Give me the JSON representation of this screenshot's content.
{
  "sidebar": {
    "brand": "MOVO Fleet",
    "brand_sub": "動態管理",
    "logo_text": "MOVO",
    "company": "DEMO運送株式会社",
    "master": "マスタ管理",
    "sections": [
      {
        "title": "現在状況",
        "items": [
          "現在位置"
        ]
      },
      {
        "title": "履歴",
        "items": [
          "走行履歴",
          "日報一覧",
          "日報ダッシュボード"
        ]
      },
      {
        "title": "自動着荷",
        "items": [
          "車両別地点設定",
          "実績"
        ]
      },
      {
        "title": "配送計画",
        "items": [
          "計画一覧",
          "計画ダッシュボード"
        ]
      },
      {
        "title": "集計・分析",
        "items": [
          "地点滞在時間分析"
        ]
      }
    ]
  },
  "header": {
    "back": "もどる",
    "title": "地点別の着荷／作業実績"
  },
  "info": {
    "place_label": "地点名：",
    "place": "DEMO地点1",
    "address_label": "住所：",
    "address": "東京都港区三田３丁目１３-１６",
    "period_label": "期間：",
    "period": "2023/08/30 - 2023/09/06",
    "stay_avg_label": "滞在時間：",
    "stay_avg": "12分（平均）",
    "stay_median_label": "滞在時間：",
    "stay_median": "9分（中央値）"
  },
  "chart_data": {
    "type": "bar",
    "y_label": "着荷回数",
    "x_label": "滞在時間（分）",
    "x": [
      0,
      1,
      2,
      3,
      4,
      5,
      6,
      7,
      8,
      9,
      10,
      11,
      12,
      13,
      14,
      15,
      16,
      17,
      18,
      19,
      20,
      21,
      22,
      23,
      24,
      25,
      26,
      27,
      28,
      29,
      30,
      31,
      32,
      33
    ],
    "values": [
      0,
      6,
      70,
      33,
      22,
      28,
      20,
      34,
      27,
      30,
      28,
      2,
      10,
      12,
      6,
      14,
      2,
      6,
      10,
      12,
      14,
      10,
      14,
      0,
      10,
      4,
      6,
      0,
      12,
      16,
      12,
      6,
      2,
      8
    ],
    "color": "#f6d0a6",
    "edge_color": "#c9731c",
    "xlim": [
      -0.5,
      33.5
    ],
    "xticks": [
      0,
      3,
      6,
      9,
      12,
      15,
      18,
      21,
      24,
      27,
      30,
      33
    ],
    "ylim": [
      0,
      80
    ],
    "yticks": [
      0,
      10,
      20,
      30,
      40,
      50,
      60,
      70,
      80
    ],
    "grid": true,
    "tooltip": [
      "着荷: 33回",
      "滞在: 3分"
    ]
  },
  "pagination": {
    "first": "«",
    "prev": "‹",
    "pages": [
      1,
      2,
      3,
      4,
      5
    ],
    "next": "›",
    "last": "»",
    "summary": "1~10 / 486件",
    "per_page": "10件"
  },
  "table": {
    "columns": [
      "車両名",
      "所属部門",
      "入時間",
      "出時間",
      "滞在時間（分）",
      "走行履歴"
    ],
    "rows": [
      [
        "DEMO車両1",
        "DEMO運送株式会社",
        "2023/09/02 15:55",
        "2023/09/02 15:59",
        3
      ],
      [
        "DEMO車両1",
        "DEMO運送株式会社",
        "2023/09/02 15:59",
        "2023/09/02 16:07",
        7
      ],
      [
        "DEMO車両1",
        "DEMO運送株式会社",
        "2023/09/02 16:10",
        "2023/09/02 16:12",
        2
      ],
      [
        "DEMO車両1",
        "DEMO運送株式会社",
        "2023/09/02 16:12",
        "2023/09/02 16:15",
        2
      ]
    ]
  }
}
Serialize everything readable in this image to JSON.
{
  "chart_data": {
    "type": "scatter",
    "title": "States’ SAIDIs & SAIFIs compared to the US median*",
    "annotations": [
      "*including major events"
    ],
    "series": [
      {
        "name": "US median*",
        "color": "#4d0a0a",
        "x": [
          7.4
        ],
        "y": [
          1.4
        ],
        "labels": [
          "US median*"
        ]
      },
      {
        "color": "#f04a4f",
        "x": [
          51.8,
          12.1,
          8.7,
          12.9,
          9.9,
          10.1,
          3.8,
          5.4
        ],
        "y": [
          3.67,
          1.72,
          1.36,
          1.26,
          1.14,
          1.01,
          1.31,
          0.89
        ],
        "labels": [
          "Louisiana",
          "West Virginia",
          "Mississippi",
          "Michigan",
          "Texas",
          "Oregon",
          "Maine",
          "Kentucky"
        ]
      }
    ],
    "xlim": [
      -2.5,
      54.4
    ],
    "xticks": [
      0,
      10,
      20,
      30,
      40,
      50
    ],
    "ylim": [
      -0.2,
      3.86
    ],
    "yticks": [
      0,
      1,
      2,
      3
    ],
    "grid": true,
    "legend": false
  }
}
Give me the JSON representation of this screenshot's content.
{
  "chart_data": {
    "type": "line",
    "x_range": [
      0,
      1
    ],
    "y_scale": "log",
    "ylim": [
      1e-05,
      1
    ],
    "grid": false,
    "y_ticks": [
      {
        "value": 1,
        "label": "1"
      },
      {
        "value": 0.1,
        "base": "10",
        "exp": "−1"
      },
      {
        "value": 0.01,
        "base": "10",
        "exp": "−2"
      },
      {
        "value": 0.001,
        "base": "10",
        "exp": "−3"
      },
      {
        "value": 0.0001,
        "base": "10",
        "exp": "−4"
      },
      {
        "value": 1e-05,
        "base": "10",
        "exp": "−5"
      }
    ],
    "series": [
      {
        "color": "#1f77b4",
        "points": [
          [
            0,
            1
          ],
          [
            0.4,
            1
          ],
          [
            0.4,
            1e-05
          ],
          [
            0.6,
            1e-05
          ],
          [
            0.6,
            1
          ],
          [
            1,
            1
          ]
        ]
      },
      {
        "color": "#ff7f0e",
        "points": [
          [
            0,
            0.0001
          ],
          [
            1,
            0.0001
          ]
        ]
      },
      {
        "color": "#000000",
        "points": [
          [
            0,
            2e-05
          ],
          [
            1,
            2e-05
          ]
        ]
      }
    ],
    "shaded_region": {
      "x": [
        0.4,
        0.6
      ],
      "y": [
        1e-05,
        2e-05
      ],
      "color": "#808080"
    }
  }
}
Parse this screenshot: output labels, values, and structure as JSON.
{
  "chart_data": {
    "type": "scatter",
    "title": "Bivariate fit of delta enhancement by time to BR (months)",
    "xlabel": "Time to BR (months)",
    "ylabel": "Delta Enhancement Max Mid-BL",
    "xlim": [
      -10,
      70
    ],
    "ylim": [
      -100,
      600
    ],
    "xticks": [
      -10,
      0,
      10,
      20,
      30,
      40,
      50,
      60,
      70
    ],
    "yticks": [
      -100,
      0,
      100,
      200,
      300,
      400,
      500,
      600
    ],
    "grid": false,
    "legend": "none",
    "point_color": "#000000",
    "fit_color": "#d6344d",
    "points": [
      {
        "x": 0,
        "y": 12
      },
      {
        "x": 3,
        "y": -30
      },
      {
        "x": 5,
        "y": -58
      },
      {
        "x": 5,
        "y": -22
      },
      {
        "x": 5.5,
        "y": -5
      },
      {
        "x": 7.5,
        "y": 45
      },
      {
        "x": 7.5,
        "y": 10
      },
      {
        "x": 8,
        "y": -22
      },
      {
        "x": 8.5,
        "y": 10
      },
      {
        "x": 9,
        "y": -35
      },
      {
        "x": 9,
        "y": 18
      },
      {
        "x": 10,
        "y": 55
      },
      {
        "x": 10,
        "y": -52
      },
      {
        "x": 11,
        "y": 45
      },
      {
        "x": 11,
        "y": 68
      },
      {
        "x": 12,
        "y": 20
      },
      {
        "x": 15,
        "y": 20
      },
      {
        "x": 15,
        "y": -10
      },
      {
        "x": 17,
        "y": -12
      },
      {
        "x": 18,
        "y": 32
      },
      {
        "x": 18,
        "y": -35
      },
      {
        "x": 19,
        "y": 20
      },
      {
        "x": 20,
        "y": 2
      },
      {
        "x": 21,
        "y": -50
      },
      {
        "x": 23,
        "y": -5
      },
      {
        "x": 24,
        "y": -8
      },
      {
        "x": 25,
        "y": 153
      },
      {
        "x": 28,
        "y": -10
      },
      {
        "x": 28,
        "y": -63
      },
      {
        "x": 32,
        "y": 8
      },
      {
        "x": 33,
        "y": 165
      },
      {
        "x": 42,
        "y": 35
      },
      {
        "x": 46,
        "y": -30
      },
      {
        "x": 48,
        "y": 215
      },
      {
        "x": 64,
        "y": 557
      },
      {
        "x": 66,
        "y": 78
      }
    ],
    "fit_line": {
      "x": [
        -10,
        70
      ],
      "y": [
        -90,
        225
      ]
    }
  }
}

◆ ◆ ◆

TASK TO COMPLETE: Find each line holding the string "this" and copy it out.

IN RESPONSE:
Give me the JSON representation of this screenshot's content.
Serialize everything readable in this image to JSON.
Give me the JSON representation of this screenshot's content.
Parse this screenshot: output labels, values, and structure as JSON.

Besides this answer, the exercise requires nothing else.